Data entries for graphics
----

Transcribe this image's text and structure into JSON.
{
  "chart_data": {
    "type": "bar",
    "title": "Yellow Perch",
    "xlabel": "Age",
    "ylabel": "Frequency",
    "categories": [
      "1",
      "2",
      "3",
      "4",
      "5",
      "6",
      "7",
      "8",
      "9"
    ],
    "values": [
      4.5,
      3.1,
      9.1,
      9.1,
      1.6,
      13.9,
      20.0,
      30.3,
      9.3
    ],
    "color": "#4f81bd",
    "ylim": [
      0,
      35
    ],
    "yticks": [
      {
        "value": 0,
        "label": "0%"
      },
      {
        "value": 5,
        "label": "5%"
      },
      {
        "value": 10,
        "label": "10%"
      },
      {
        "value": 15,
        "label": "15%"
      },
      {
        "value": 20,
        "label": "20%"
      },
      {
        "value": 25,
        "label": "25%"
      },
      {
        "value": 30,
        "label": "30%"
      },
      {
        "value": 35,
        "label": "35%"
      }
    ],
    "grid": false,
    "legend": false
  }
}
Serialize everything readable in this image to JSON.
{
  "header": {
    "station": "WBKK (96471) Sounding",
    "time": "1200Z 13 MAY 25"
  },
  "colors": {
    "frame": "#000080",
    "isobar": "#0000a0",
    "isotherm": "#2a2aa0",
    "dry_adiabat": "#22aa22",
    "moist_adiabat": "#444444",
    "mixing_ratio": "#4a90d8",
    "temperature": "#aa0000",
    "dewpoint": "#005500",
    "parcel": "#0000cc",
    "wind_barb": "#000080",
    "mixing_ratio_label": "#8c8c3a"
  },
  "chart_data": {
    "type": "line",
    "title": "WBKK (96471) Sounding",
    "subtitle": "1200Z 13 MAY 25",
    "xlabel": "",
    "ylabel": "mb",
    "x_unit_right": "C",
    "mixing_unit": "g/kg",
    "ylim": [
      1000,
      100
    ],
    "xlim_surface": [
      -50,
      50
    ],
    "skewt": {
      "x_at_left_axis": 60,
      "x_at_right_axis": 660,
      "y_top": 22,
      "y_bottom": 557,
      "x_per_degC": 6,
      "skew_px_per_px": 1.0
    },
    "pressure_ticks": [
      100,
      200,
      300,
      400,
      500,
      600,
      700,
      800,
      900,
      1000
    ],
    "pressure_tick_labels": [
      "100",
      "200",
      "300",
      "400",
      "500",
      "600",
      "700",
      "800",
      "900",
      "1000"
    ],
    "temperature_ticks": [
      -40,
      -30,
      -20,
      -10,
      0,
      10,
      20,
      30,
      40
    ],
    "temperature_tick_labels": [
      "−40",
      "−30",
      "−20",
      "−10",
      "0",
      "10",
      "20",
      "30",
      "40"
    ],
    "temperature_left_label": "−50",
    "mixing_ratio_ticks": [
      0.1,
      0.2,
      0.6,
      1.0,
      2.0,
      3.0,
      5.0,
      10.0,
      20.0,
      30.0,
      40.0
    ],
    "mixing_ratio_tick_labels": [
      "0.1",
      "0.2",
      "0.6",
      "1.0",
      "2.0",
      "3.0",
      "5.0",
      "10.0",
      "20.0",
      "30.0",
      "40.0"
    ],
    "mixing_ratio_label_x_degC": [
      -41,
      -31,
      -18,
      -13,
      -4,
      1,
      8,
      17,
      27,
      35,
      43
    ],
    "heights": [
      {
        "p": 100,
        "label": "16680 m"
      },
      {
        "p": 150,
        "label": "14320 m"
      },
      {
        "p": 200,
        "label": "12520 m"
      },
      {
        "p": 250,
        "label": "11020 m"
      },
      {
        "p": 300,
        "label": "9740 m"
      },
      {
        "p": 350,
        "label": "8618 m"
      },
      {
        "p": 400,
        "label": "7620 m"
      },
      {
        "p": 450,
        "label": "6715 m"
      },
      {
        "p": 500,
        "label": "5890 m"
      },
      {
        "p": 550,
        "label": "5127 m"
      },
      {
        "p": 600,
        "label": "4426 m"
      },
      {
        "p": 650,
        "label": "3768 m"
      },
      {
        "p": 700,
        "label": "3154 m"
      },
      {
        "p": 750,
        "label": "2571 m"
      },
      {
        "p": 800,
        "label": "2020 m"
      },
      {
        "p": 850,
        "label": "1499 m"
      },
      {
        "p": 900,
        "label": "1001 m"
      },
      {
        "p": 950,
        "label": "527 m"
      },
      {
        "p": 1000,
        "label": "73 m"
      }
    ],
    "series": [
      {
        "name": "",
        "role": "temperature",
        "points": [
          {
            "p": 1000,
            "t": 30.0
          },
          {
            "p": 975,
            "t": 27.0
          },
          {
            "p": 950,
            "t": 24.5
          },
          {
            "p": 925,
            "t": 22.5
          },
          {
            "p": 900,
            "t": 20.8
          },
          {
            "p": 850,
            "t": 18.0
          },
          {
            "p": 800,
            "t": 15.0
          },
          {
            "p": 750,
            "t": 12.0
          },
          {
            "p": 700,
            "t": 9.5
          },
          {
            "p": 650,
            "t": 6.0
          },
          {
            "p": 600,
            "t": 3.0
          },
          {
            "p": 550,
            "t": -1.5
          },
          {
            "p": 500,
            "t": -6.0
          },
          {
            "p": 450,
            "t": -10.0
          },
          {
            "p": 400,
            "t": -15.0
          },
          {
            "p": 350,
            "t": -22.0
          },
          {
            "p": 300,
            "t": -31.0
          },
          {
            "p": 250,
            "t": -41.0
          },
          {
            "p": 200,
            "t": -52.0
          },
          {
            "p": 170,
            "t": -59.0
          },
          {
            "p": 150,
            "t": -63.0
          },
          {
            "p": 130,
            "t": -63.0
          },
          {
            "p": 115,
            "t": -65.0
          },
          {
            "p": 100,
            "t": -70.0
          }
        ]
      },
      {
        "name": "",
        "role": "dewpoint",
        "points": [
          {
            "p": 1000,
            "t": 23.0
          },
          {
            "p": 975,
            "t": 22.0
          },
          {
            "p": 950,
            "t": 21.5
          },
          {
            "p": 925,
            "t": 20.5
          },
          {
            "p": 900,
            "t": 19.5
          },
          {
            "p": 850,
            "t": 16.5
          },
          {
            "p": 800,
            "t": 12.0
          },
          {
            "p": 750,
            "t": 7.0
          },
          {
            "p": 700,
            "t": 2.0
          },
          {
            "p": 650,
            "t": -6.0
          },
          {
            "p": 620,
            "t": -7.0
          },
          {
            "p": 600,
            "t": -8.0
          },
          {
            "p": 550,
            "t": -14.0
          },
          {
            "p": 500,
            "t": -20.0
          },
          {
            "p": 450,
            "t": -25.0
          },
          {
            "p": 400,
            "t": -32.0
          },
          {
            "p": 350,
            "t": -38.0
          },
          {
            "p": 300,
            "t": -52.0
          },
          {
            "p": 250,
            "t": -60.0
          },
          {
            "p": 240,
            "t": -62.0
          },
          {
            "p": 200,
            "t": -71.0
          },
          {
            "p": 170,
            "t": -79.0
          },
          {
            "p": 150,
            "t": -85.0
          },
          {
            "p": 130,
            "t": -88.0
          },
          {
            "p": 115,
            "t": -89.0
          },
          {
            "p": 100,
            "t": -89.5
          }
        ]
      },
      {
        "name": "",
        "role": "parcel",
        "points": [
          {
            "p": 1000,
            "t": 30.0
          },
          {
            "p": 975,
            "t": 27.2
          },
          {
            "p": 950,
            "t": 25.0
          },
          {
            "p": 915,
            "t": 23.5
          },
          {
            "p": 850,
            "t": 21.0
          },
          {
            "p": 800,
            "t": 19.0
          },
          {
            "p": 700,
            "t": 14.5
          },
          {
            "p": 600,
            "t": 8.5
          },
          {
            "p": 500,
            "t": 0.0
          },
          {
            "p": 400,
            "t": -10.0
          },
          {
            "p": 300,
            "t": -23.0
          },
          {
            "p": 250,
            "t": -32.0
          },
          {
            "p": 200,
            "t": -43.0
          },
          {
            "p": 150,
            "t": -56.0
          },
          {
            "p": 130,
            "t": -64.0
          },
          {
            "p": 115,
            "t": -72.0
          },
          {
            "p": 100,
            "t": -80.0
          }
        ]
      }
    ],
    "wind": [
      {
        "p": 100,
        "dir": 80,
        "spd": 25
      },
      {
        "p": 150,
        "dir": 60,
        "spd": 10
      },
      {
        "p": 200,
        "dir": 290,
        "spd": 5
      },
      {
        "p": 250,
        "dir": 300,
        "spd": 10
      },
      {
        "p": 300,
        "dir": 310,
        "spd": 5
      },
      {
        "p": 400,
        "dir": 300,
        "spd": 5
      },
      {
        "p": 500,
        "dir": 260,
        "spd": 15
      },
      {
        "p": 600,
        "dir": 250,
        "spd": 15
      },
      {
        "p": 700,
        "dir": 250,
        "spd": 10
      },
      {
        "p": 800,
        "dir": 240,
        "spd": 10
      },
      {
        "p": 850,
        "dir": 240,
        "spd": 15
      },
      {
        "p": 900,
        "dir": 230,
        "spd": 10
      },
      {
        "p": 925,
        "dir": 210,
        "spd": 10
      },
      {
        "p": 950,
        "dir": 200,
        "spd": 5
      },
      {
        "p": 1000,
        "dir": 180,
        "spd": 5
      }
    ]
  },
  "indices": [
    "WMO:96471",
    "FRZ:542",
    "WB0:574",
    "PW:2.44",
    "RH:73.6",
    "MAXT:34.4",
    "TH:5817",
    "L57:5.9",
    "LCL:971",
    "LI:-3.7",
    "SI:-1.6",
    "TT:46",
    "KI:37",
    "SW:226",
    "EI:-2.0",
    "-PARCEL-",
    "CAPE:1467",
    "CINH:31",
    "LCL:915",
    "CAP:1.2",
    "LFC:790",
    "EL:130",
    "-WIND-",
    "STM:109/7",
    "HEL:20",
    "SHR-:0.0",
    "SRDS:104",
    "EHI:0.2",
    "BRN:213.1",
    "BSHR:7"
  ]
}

----

**Brief:**
Look above for every line with the word "image" and copy it.

**Task output:**
Transcribe this image's text and structure into JSON.
Serialize everything readable in this image to JSON.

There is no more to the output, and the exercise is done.